YOUR OBJECTIVE: Extract all lines in the data that contain the word "checked".

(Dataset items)
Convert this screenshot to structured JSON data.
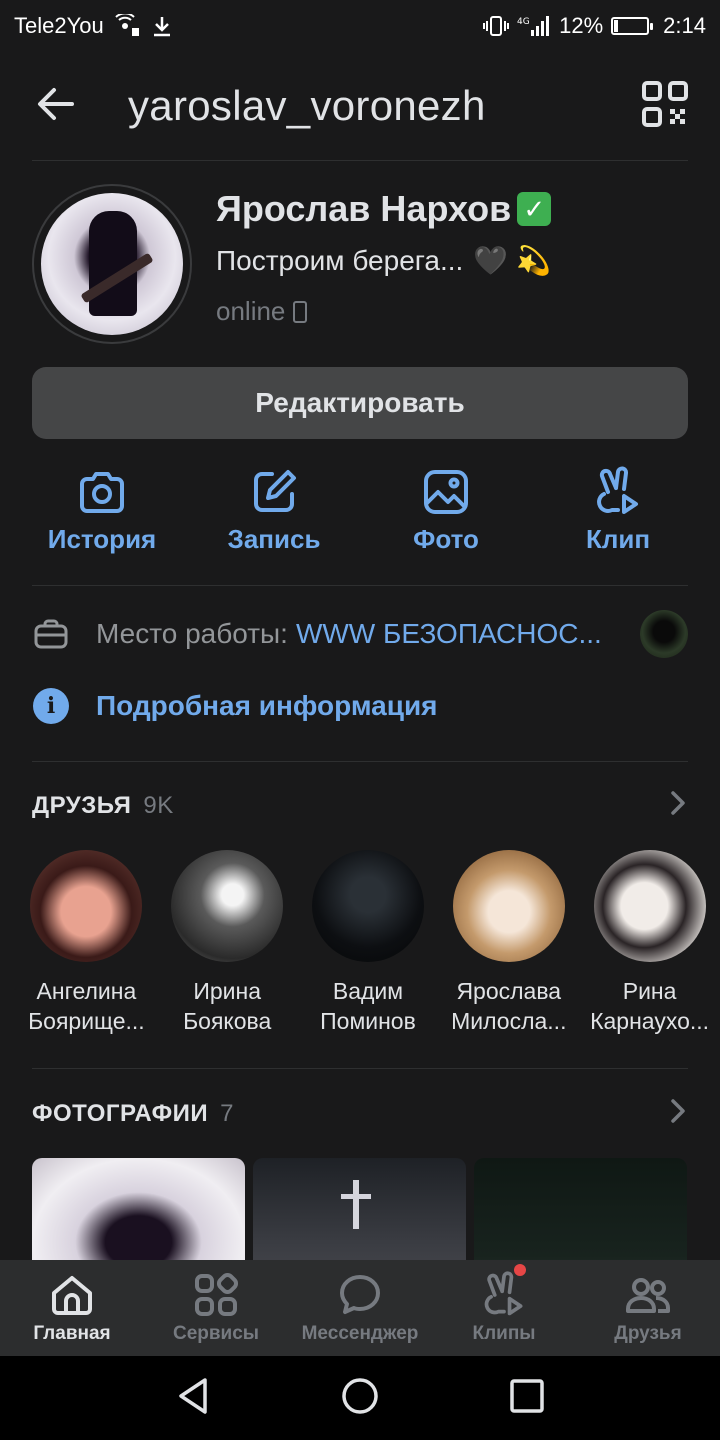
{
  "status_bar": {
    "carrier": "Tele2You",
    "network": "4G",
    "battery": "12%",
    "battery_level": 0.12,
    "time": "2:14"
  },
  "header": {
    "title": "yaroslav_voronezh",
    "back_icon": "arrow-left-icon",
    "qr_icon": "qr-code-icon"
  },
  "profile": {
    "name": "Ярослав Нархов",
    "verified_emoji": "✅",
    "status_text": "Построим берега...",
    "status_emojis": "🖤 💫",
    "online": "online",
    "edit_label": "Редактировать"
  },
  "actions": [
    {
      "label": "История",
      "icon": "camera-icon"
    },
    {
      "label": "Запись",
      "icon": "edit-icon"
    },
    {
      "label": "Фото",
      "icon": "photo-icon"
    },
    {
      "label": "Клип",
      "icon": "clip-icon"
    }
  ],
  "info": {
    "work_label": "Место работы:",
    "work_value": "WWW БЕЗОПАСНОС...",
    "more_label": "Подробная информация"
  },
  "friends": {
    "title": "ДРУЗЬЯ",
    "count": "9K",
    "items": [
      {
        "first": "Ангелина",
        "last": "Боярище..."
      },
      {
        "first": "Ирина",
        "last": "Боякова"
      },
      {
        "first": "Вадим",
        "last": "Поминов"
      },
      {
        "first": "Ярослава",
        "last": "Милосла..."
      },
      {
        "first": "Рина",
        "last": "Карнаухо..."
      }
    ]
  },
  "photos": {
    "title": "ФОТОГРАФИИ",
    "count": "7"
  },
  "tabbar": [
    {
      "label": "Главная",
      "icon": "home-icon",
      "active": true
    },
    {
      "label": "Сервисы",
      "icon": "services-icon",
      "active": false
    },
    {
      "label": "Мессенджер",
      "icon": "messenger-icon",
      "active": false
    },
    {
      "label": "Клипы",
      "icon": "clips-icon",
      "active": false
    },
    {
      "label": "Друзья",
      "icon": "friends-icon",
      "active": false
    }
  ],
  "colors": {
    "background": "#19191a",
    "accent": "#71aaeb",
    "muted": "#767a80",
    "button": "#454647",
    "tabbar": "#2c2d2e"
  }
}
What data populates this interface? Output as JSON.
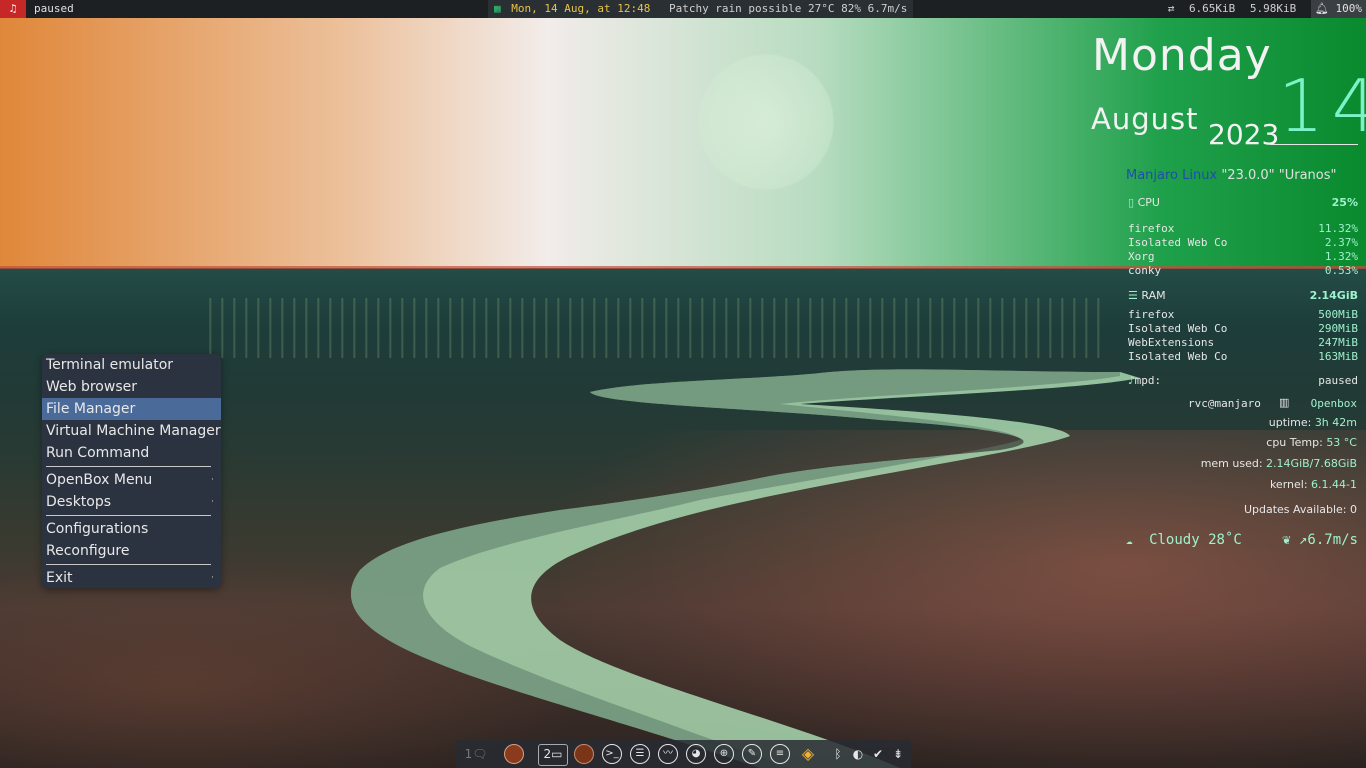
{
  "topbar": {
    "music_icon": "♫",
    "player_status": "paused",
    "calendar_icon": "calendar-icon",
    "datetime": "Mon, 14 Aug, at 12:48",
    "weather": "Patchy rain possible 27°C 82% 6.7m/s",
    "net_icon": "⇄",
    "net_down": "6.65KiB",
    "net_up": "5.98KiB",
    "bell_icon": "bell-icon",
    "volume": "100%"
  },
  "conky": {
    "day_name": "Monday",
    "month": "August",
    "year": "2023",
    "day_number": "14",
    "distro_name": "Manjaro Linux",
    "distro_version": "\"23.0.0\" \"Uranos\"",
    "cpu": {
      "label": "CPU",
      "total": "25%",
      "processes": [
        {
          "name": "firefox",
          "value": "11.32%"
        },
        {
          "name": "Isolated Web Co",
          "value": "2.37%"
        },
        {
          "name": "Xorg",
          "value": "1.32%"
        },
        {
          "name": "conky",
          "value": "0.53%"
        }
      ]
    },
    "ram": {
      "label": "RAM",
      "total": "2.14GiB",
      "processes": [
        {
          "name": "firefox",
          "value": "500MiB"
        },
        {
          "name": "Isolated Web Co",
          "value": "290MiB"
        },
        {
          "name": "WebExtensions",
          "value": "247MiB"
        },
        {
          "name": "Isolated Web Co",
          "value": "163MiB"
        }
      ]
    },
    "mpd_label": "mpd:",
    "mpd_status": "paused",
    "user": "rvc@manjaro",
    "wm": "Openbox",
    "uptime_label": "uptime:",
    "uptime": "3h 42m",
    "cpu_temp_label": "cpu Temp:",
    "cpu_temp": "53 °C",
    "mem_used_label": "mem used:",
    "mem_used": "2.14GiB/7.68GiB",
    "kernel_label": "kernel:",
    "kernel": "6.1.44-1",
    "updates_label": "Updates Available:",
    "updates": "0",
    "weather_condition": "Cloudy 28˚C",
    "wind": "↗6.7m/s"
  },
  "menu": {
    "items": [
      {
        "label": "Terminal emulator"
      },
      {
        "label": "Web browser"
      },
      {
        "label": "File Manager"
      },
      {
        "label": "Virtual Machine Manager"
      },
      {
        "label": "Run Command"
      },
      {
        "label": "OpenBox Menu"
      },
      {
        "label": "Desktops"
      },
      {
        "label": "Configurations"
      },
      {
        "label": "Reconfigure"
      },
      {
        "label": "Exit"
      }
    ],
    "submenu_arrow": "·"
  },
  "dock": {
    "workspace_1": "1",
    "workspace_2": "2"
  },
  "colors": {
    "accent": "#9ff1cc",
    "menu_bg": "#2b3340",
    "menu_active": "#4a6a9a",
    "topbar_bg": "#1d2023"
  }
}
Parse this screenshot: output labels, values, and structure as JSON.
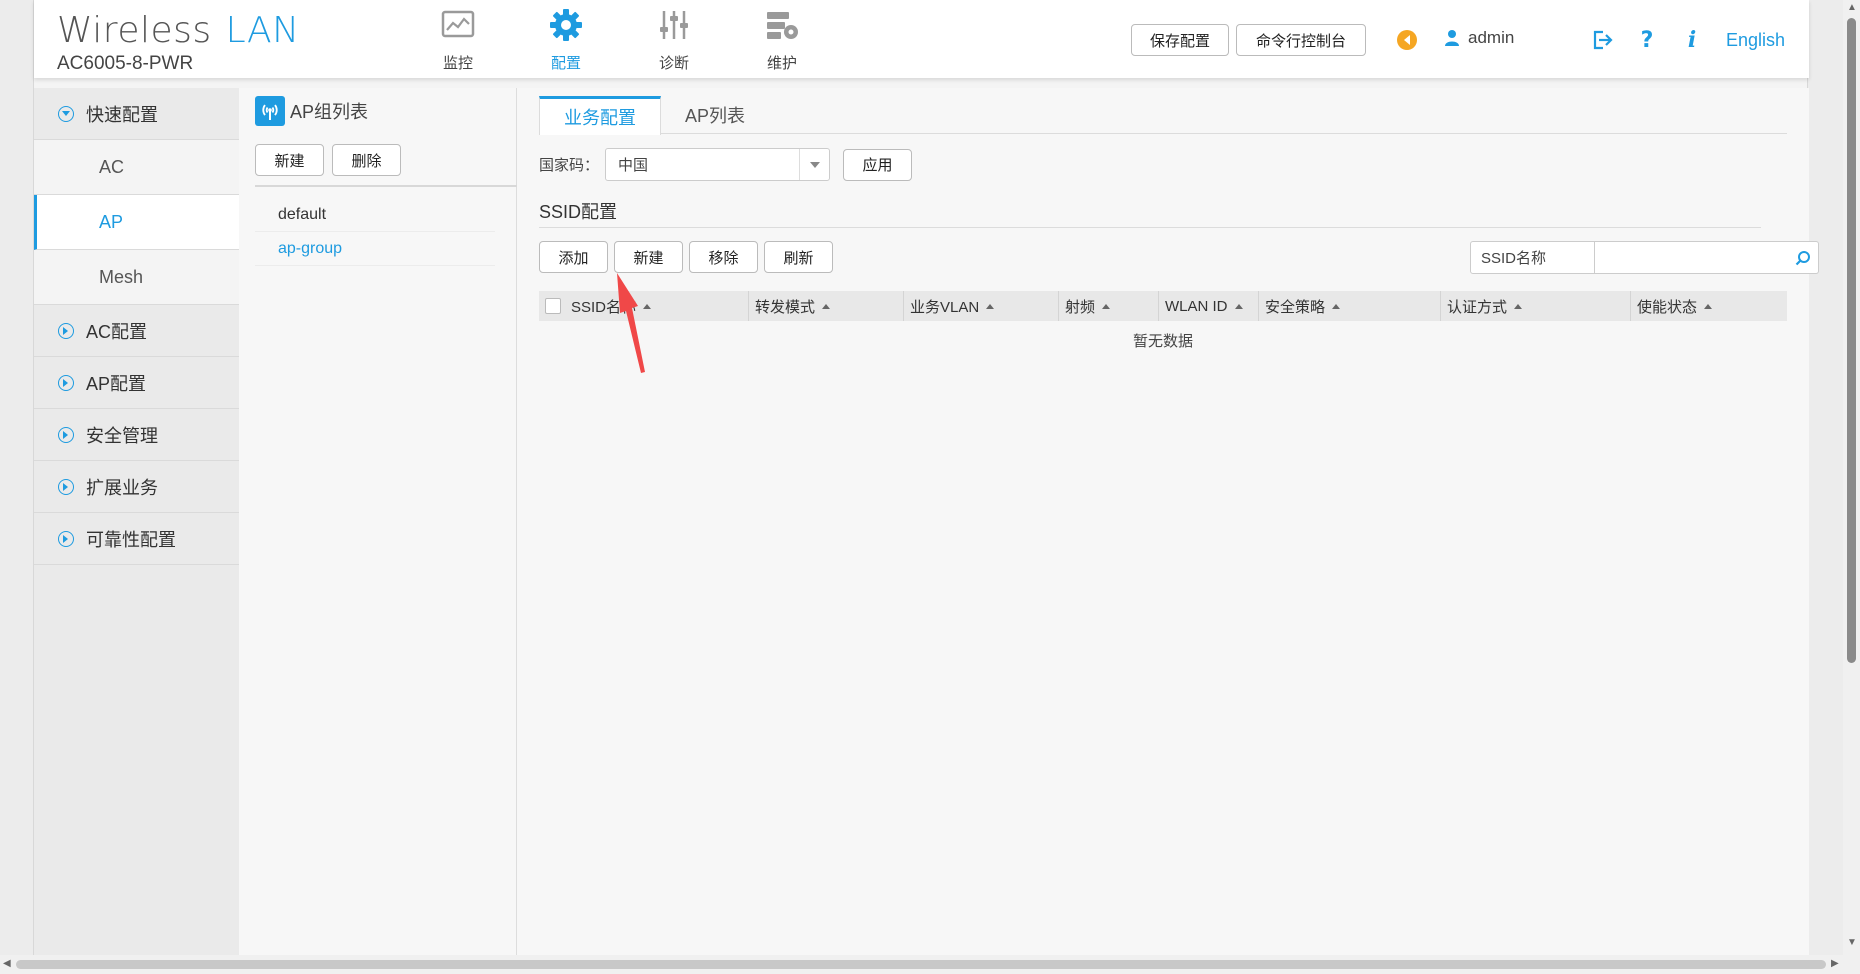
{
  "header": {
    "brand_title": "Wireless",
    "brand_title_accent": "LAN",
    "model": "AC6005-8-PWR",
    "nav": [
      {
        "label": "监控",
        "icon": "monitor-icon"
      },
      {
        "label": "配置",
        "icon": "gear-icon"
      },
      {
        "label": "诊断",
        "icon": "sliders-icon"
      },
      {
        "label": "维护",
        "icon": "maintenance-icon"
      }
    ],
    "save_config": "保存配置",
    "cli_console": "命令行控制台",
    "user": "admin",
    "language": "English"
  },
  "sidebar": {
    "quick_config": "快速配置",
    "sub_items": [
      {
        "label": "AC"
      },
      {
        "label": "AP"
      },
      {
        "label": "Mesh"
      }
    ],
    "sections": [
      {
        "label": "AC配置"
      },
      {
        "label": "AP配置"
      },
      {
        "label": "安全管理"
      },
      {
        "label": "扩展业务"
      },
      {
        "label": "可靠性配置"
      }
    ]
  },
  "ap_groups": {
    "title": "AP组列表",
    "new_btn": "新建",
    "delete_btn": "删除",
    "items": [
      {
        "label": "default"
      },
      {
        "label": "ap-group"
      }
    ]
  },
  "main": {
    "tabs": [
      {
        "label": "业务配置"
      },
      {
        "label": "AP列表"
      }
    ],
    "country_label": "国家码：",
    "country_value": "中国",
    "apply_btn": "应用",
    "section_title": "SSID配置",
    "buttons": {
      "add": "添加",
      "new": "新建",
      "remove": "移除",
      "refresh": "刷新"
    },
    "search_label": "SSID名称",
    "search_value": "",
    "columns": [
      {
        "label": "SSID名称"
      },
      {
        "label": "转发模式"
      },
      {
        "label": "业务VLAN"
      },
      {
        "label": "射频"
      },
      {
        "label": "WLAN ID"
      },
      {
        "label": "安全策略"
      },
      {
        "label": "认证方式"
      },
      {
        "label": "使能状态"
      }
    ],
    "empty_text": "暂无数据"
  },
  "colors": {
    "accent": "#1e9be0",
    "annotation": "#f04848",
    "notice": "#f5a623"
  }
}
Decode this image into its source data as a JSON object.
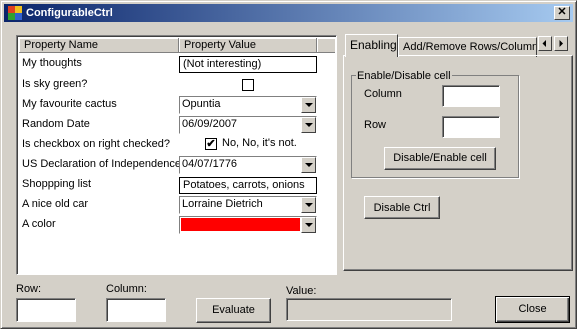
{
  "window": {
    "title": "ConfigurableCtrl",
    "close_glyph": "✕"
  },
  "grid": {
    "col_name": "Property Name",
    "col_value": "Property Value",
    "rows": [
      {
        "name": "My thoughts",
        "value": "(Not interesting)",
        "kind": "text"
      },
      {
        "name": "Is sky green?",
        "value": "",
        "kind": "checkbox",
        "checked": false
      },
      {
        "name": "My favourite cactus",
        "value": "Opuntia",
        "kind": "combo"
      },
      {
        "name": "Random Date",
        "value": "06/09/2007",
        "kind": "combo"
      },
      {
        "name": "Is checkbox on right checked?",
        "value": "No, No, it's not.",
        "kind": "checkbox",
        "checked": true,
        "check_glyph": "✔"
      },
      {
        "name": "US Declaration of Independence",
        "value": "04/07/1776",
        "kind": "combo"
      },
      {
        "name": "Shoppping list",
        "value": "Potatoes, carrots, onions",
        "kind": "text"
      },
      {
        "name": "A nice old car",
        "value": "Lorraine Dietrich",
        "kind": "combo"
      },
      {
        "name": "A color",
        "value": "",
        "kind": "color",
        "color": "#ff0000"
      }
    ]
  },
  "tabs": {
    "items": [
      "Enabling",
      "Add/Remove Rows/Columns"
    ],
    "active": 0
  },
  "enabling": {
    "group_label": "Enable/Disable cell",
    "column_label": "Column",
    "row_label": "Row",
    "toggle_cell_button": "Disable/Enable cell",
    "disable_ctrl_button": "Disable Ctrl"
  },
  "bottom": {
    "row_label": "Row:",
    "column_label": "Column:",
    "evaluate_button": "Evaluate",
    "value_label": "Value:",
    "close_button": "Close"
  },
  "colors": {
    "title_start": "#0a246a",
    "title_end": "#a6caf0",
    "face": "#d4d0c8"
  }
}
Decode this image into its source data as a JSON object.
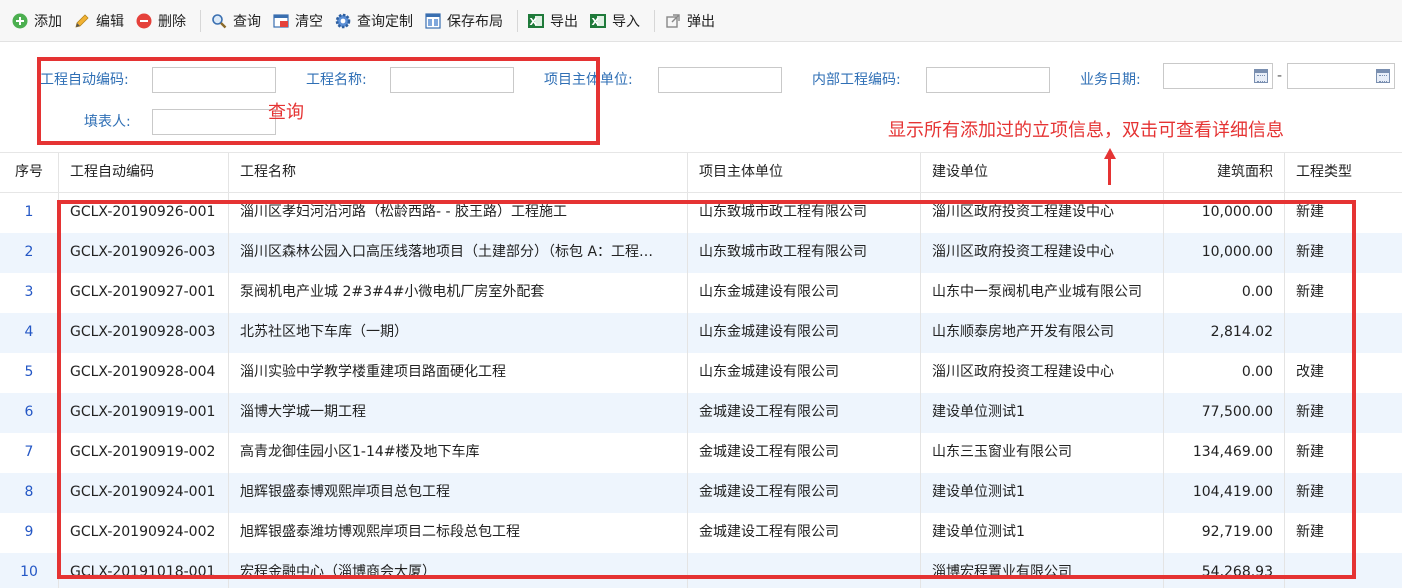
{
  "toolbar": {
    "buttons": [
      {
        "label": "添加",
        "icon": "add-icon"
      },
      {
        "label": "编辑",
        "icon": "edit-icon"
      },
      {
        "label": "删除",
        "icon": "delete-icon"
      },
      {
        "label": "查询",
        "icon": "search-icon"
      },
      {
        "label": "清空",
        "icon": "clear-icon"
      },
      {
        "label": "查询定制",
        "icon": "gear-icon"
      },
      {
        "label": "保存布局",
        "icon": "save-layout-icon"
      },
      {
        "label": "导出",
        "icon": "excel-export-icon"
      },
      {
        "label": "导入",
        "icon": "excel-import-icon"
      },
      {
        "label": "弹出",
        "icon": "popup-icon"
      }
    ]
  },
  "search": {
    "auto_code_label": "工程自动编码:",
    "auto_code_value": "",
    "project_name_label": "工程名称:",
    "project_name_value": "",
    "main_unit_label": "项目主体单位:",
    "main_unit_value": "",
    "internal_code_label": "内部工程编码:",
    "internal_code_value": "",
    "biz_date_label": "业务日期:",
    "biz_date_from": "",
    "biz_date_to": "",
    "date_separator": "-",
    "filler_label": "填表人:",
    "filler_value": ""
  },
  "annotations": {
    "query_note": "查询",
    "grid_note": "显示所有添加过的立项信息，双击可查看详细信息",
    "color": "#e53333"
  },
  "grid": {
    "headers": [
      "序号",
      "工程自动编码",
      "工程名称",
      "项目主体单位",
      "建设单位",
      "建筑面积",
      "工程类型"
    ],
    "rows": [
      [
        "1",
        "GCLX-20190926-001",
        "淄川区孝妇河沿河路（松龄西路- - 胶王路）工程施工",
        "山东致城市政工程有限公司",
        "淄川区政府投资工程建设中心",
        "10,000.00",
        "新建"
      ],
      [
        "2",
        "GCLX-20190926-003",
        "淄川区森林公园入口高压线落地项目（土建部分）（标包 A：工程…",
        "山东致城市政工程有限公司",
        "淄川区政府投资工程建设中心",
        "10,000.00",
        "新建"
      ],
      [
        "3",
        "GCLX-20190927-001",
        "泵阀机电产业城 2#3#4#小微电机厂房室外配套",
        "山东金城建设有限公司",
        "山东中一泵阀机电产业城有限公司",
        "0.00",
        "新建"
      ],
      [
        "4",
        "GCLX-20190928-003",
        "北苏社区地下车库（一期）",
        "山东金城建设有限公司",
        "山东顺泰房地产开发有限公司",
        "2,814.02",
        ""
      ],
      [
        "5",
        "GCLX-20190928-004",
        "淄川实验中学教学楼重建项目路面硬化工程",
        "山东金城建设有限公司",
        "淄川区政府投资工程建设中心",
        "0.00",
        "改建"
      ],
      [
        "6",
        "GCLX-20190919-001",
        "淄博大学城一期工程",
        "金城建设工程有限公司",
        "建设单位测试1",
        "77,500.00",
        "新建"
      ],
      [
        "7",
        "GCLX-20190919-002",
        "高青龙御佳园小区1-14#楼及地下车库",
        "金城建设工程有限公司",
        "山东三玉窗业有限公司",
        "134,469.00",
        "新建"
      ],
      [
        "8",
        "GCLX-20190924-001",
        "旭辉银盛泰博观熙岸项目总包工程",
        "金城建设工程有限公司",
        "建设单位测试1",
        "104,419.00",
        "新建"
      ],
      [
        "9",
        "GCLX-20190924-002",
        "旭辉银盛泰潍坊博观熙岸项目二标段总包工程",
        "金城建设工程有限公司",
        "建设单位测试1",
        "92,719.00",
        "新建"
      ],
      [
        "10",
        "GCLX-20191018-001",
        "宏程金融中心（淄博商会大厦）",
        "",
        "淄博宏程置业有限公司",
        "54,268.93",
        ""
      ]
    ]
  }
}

FINISHED TASK:
        "checked": false
        "name": "Is checkbox on right checked?",
        "checked": true,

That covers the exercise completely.